### THE TASK
Rewrite the lines starting at "messages-button[interactable]: 0 [1355, 14, 1401, 60]" and ending at "642, 1344, 673]", swapping "approved" for "accepted" and keeping everything else the same.

A block of data:
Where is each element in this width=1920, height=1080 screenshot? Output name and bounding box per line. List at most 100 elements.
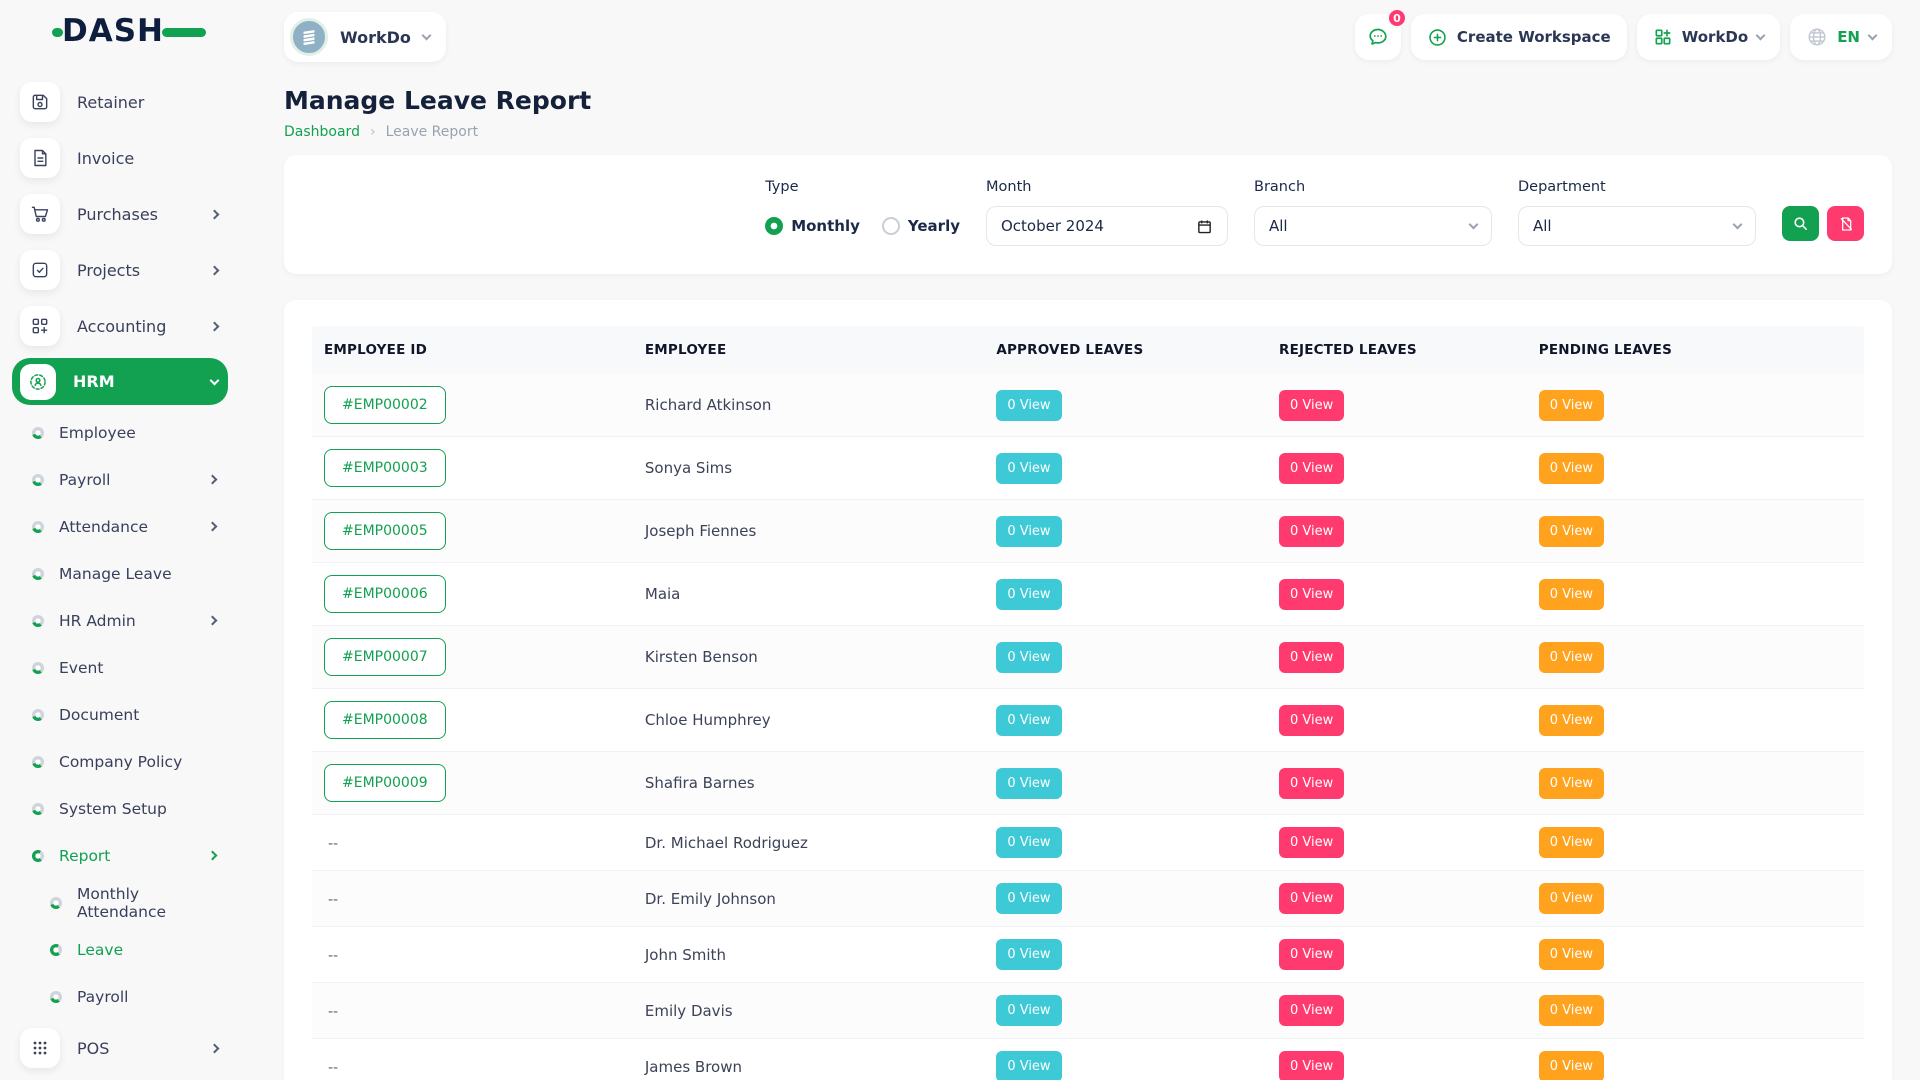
messages-button[interactable]: 0 [1355, 14, 1401, 60]
sidebar-subitem-document[interactable]: Document [12, 691, 228, 738]
pending-leaves-view-button[interactable]: 0 View [1539, 642, 1604, 673]
rejected-leaves-view-button[interactable]: 0 View [1279, 883, 1344, 914]
approved-leaves-view-button[interactable]: 0 View [996, 939, 1061, 970]
approved-leaves-view-button[interactable]: 0 View [996, 390, 1061, 421]
approved-leaves-view-button[interactable]: 0 View [996, 516, 1061, 547]
radio-monthly[interactable]: Monthly [765, 217, 860, 235]
rejected-leaves-view-button[interactable]: 0 View [1279, 642, 1344, 673]
pending-leaves-view-button[interactable]: 0 View [1539, 883, 1604, 914]
branch-select[interactable]: All [1254, 206, 1492, 246]
sidebar-item-label: POS [77, 1039, 211, 1058]
approved-leaves-view-button[interactable]: 0 View [996, 642, 1061, 673]
bullet-icon [32, 521, 44, 533]
sidebar-item-projects[interactable]: Projects [12, 242, 228, 298]
rejected-leaves-view-button[interactable]: 0 View [1279, 768, 1344, 799]
sidebar-subitem-attendance[interactable]: Attendance [12, 503, 228, 550]
radio-yearly[interactable]: Yearly [882, 217, 960, 235]
workspace-selector[interactable]: WorkDo [284, 12, 446, 62]
approved-leaves-view-button[interactable]: 0 View [996, 995, 1061, 1026]
approved-leaves-view-button[interactable]: 0 View [996, 1051, 1061, 1080]
chevron-right-icon [210, 209, 220, 219]
approved-leaves-view-button[interactable]: 0 View [996, 453, 1061, 484]
chevron-right-icon [208, 522, 218, 532]
workdo-menu-button[interactable]: WorkDo [1637, 14, 1780, 60]
rejected-leaves-view-button[interactable]: 0 View [1279, 516, 1344, 547]
pending-leaves-view-button[interactable]: 0 View [1539, 390, 1604, 421]
sidebar-item-purchases[interactable]: Purchases [12, 186, 228, 242]
employee-id-empty: -- [324, 836, 338, 852]
sidebar-subitem-system-setup[interactable]: System Setup [12, 785, 228, 832]
sidebar-item-invoice[interactable]: Invoice [12, 130, 228, 186]
sidebar-item-label: Accounting [77, 317, 211, 336]
sidebar-item-retainer[interactable]: Retainer [12, 74, 228, 130]
approved-leaves-view-button[interactable]: 0 View [996, 827, 1061, 858]
pending-leaves-view-button[interactable]: 0 View [1539, 995, 1604, 1026]
employee-id-button[interactable]: #EMP00006 [324, 575, 446, 613]
file-off-icon [1838, 216, 1854, 232]
employee-name: Maia [645, 585, 996, 603]
rejected-leaves-view-button[interactable]: 0 View [1279, 939, 1344, 970]
table-row: -- Dr. Michael Rodriguez 0 View 0 View 0… [312, 815, 1864, 871]
sidebar-subitem-report[interactable]: Report [12, 832, 228, 879]
language-selector[interactable]: EN [1790, 14, 1892, 60]
rejected-leaves-view-button[interactable]: 0 View [1279, 1051, 1344, 1080]
sidebar-item-pos[interactable]: POS [12, 1020, 228, 1076]
pending-leaves-view-button[interactable]: 0 View [1539, 827, 1604, 858]
app-logo[interactable]: DASH [0, 0, 240, 62]
department-select[interactable]: All [1518, 206, 1756, 246]
employee-id-button[interactable]: #EMP00008 [324, 701, 446, 739]
pending-leaves-view-button[interactable]: 0 View [1539, 768, 1604, 799]
sidebar-subitem-employee[interactable]: Employee [12, 409, 228, 456]
breadcrumb: Dashboard › Leave Report [284, 124, 1892, 140]
sidebar-subsubitem-payroll[interactable]: Payroll [12, 973, 228, 1020]
approved-leaves-view-button[interactable]: 0 View [996, 579, 1061, 610]
create-workspace-button[interactable]: Create Workspace [1411, 14, 1627, 60]
pending-leaves-view-button[interactable]: 0 View [1539, 1051, 1604, 1080]
employee-id-empty: -- [324, 948, 338, 964]
employee-id-button[interactable]: #EMP00009 [324, 764, 446, 802]
sidebar-subitem-event[interactable]: Event [12, 644, 228, 691]
pending-leaves-view-button[interactable]: 0 View [1539, 939, 1604, 970]
employee-id-button[interactable]: #EMP00003 [324, 449, 446, 487]
sidebar-subitem-hr-admin[interactable]: HR Admin [12, 597, 228, 644]
invoice-icon [20, 138, 60, 178]
chevron-down-icon [1469, 220, 1479, 230]
bullet-icon [32, 662, 44, 674]
sidebar-nav: Retainer Invoice Purchases Projects [0, 62, 240, 1076]
rejected-leaves-view-button[interactable]: 0 View [1279, 705, 1344, 736]
employee-id-button[interactable]: #EMP00002 [324, 386, 446, 424]
sidebar-subsubitem-leave[interactable]: Leave [12, 926, 228, 973]
approved-leaves-view-button[interactable]: 0 View [996, 768, 1061, 799]
rejected-leaves-view-button[interactable]: 0 View [1279, 453, 1344, 484]
approved-leaves-view-button[interactable]: 0 View [996, 883, 1061, 914]
pending-leaves-view-button[interactable]: 0 View [1539, 453, 1604, 484]
rejected-leaves-view-button[interactable]: 0 View [1279, 827, 1344, 858]
pending-leaves-view-button[interactable]: 0 View [1539, 516, 1604, 547]
month-input[interactable]: October 2024 [986, 206, 1228, 246]
employee-name: Shafira Barnes [645, 774, 996, 792]
breadcrumb-dashboard-link[interactable]: Dashboard [284, 124, 360, 140]
sidebar-subsubitem-monthly-attendance[interactable]: Monthly Attendance [12, 879, 228, 926]
leave-report-table-card: EMPLOYEE ID EMPLOYEE APPROVED LEAVES REJ… [284, 300, 1892, 1080]
bullet-icon [32, 474, 44, 486]
language-label: EN [1837, 28, 1860, 46]
messages-count-badge: 0 [1387, 8, 1407, 28]
pending-leaves-view-button[interactable]: 0 View [1539, 579, 1604, 610]
department-label: Department [1518, 179, 1756, 195]
sidebar-subitem-payroll[interactable]: Payroll [12, 456, 228, 503]
sidebar-item-hrm[interactable]: HRM [12, 358, 228, 405]
search-button[interactable] [1782, 206, 1819, 241]
save-icon [20, 82, 60, 122]
sidebar-subitem-company-policy[interactable]: Company Policy [12, 738, 228, 785]
employee-id-button[interactable]: #EMP00007 [324, 638, 446, 676]
approved-leaves-view-button[interactable]: 0 View [996, 705, 1061, 736]
pending-leaves-view-button[interactable]: 0 View [1539, 705, 1604, 736]
sidebar-item-accounting[interactable]: Accounting [12, 298, 228, 354]
employee-id-button[interactable]: #EMP00005 [324, 512, 446, 550]
rejected-leaves-view-button[interactable]: 0 View [1279, 579, 1344, 610]
rejected-leaves-view-button[interactable]: 0 View [1279, 390, 1344, 421]
reset-filter-button[interactable] [1827, 206, 1864, 241]
rejected-leaves-view-button[interactable]: 0 View [1279, 995, 1344, 1026]
bullet-icon [32, 568, 44, 580]
sidebar-subitem-manage-leave[interactable]: Manage Leave [12, 550, 228, 597]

### ANSWER TO THIS TASK
messages-button[interactable]: 0 [1355, 14, 1401, 60]
sidebar-subitem-document[interactable]: Document [12, 691, 228, 738]
pending-leaves-view-button[interactable]: 0 View [1539, 642, 1604, 673]
rejected-leaves-view-button[interactable]: 0 View [1279, 883, 1344, 914]
accepted-leaves-view-button[interactable]: 0 View [996, 939, 1061, 970]
accepted-leaves-view-button[interactable]: 0 View [996, 390, 1061, 421]
accepted-leaves-view-button[interactable]: 0 View [996, 516, 1061, 547]
radio-monthly[interactable]: Monthly [765, 217, 860, 235]
rejected-leaves-view-button[interactable]: 0 View [1279, 642, 1344, 673]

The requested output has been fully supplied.